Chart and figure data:
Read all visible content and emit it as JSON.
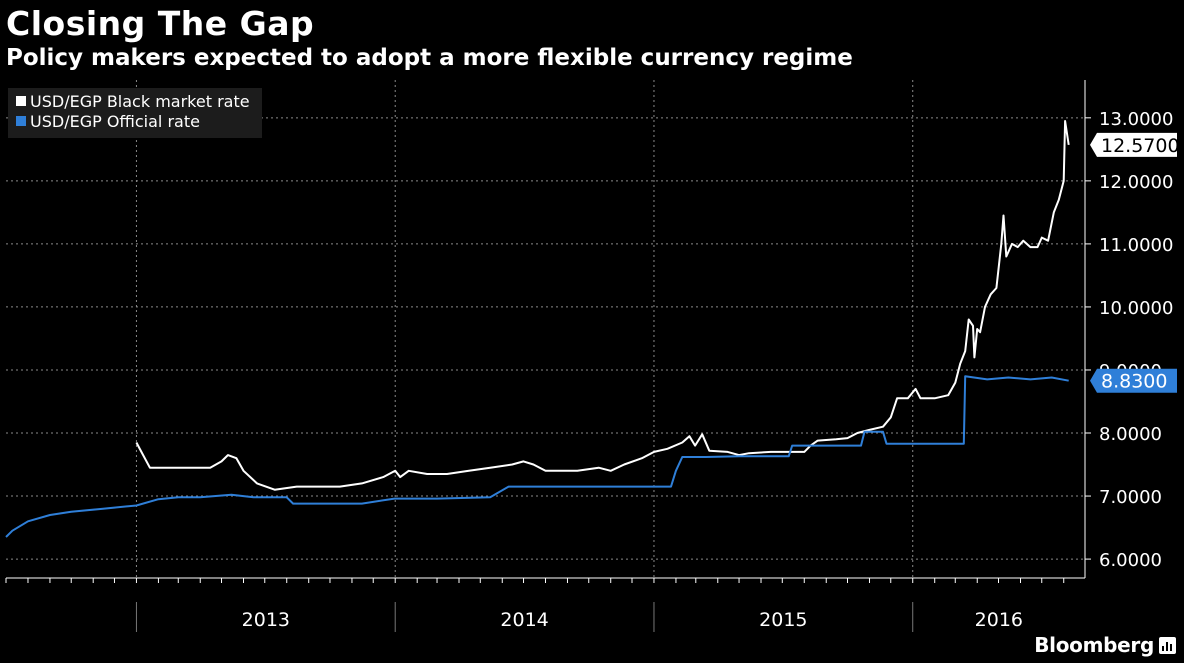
{
  "title": "Closing The Gap",
  "subtitle": "Policy makers expected to adopt a more flexible currency regime",
  "brand": "Bloomberg",
  "legend": [
    {
      "label": "USD/EGP Black market rate",
      "color": "#ffffff"
    },
    {
      "label": "USD/EGP Official rate",
      "color": "#2f7fd8"
    }
  ],
  "chart_data": {
    "type": "line",
    "title": "Closing The Gap",
    "subtitle": "Policy makers expected to adopt a more flexible currency regime",
    "xlabel": "",
    "ylabel": "",
    "ylim": [
      5.7,
      13.6
    ],
    "xlim": [
      "2012-07-01",
      "2016-08-31"
    ],
    "y_ticks": [
      6.0,
      7.0,
      8.0,
      9.0,
      10.0,
      11.0,
      12.0,
      13.0
    ],
    "y_tick_labels": [
      "6.0000",
      "7.0000",
      "8.0000",
      "9.0000",
      "10.0000",
      "11.0000",
      "12.0000",
      "13.0000"
    ],
    "x_categories": [
      "2013",
      "2014",
      "2015",
      "2016"
    ],
    "grid": true,
    "legend_position": "top-left",
    "series": [
      {
        "name": "USD/EGP Black market rate",
        "color": "#ffffff",
        "last_value_label": "12.5700",
        "points": [
          [
            "2013-01-01",
            7.85
          ],
          [
            "2013-01-08",
            7.7
          ],
          [
            "2013-01-20",
            7.45
          ],
          [
            "2013-02-15",
            7.45
          ],
          [
            "2013-03-15",
            7.45
          ],
          [
            "2013-04-15",
            7.45
          ],
          [
            "2013-05-01",
            7.55
          ],
          [
            "2013-05-10",
            7.65
          ],
          [
            "2013-05-22",
            7.6
          ],
          [
            "2013-06-01",
            7.4
          ],
          [
            "2013-06-20",
            7.2
          ],
          [
            "2013-07-15",
            7.1
          ],
          [
            "2013-08-15",
            7.15
          ],
          [
            "2013-09-15",
            7.15
          ],
          [
            "2013-10-15",
            7.15
          ],
          [
            "2013-11-15",
            7.2
          ],
          [
            "2013-12-15",
            7.3
          ],
          [
            "2014-01-01",
            7.4
          ],
          [
            "2014-01-08",
            7.3
          ],
          [
            "2014-01-20",
            7.4
          ],
          [
            "2014-02-15",
            7.35
          ],
          [
            "2014-03-15",
            7.35
          ],
          [
            "2014-04-15",
            7.4
          ],
          [
            "2014-05-15",
            7.45
          ],
          [
            "2014-06-15",
            7.5
          ],
          [
            "2014-07-01",
            7.55
          ],
          [
            "2014-07-15",
            7.5
          ],
          [
            "2014-08-01",
            7.4
          ],
          [
            "2014-08-15",
            7.4
          ],
          [
            "2014-09-15",
            7.4
          ],
          [
            "2014-10-15",
            7.45
          ],
          [
            "2014-11-01",
            7.4
          ],
          [
            "2014-11-20",
            7.5
          ],
          [
            "2014-12-15",
            7.6
          ],
          [
            "2015-01-01",
            7.7
          ],
          [
            "2015-01-20",
            7.75
          ],
          [
            "2015-02-10",
            7.85
          ],
          [
            "2015-02-20",
            7.95
          ],
          [
            "2015-02-28",
            7.8
          ],
          [
            "2015-03-10",
            7.98
          ],
          [
            "2015-03-20",
            7.72
          ],
          [
            "2015-04-15",
            7.7
          ],
          [
            "2015-05-01",
            7.65
          ],
          [
            "2015-05-15",
            7.68
          ],
          [
            "2015-06-15",
            7.7
          ],
          [
            "2015-07-15",
            7.7
          ],
          [
            "2015-08-01",
            7.7
          ],
          [
            "2015-08-10",
            7.8
          ],
          [
            "2015-08-20",
            7.88
          ],
          [
            "2015-09-15",
            7.9
          ],
          [
            "2015-10-01",
            7.92
          ],
          [
            "2015-10-15",
            8.0
          ],
          [
            "2015-11-01",
            8.05
          ],
          [
            "2015-11-20",
            8.1
          ],
          [
            "2015-12-01",
            8.25
          ],
          [
            "2015-12-10",
            8.55
          ],
          [
            "2015-12-25",
            8.55
          ],
          [
            "2016-01-05",
            8.7
          ],
          [
            "2016-01-12",
            8.55
          ],
          [
            "2016-02-01",
            8.55
          ],
          [
            "2016-02-20",
            8.6
          ],
          [
            "2016-03-01",
            8.8
          ],
          [
            "2016-03-08",
            9.1
          ],
          [
            "2016-03-15",
            9.3
          ],
          [
            "2016-03-20",
            9.8
          ],
          [
            "2016-03-26",
            9.7
          ],
          [
            "2016-03-28",
            9.2
          ],
          [
            "2016-04-01",
            9.65
          ],
          [
            "2016-04-05",
            9.6
          ],
          [
            "2016-04-12",
            10.0
          ],
          [
            "2016-04-20",
            10.2
          ],
          [
            "2016-04-28",
            10.3
          ],
          [
            "2016-05-05",
            11.0
          ],
          [
            "2016-05-08",
            11.45
          ],
          [
            "2016-05-12",
            10.8
          ],
          [
            "2016-05-20",
            11.0
          ],
          [
            "2016-05-28",
            10.95
          ],
          [
            "2016-06-05",
            11.05
          ],
          [
            "2016-06-15",
            10.95
          ],
          [
            "2016-06-25",
            10.95
          ],
          [
            "2016-07-01",
            11.1
          ],
          [
            "2016-07-10",
            11.05
          ],
          [
            "2016-07-18",
            11.5
          ],
          [
            "2016-07-25",
            11.7
          ],
          [
            "2016-08-01",
            12.0
          ],
          [
            "2016-08-03",
            12.95
          ],
          [
            "2016-08-08",
            12.57
          ]
        ]
      },
      {
        "name": "USD/EGP Official rate",
        "color": "#2f7fd8",
        "last_value_label": "8.8300",
        "points": [
          [
            "2012-07-01",
            6.35
          ],
          [
            "2012-07-10",
            6.45
          ],
          [
            "2012-08-01",
            6.6
          ],
          [
            "2012-09-01",
            6.7
          ],
          [
            "2012-10-01",
            6.75
          ],
          [
            "2012-11-15",
            6.8
          ],
          [
            "2013-01-01",
            6.85
          ],
          [
            "2013-02-01",
            6.95
          ],
          [
            "2013-03-01",
            6.98
          ],
          [
            "2013-04-01",
            6.98
          ],
          [
            "2013-05-15",
            7.02
          ],
          [
            "2013-06-15",
            6.98
          ],
          [
            "2013-08-01",
            6.98
          ],
          [
            "2013-08-10",
            6.88
          ],
          [
            "2013-09-15",
            6.88
          ],
          [
            "2013-11-15",
            6.88
          ],
          [
            "2013-12-31",
            6.96
          ],
          [
            "2014-03-01",
            6.96
          ],
          [
            "2014-05-15",
            6.98
          ],
          [
            "2014-06-10",
            7.15
          ],
          [
            "2014-08-01",
            7.15
          ],
          [
            "2014-10-01",
            7.15
          ],
          [
            "2014-12-01",
            7.15
          ],
          [
            "2015-01-01",
            7.15
          ],
          [
            "2015-01-25",
            7.15
          ],
          [
            "2015-02-01",
            7.4
          ],
          [
            "2015-02-10",
            7.62
          ],
          [
            "2015-03-15",
            7.62
          ],
          [
            "2015-05-01",
            7.63
          ],
          [
            "2015-06-15",
            7.63
          ],
          [
            "2015-07-10",
            7.63
          ],
          [
            "2015-07-15",
            7.8
          ],
          [
            "2015-09-01",
            7.8
          ],
          [
            "2015-10-20",
            7.8
          ],
          [
            "2015-10-25",
            8.02
          ],
          [
            "2015-11-20",
            8.02
          ],
          [
            "2015-11-25",
            7.83
          ],
          [
            "2016-01-15",
            7.83
          ],
          [
            "2016-03-13",
            7.83
          ],
          [
            "2016-03-15",
            8.9
          ],
          [
            "2016-04-15",
            8.85
          ],
          [
            "2016-05-15",
            8.88
          ],
          [
            "2016-06-15",
            8.85
          ],
          [
            "2016-07-15",
            8.88
          ],
          [
            "2016-08-08",
            8.83
          ]
        ]
      }
    ]
  }
}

▶ **YOUR GOAL**
Go through the material line by line. Show each line that contains the string "expected".

▶ **SOLUTION FOR THIS EXERCISE**
  "subtitle": "Policy makers expected to adopt a more flexible currency regime",
    "subtitle": "Policy makers expected to adopt a more flexible currency regime",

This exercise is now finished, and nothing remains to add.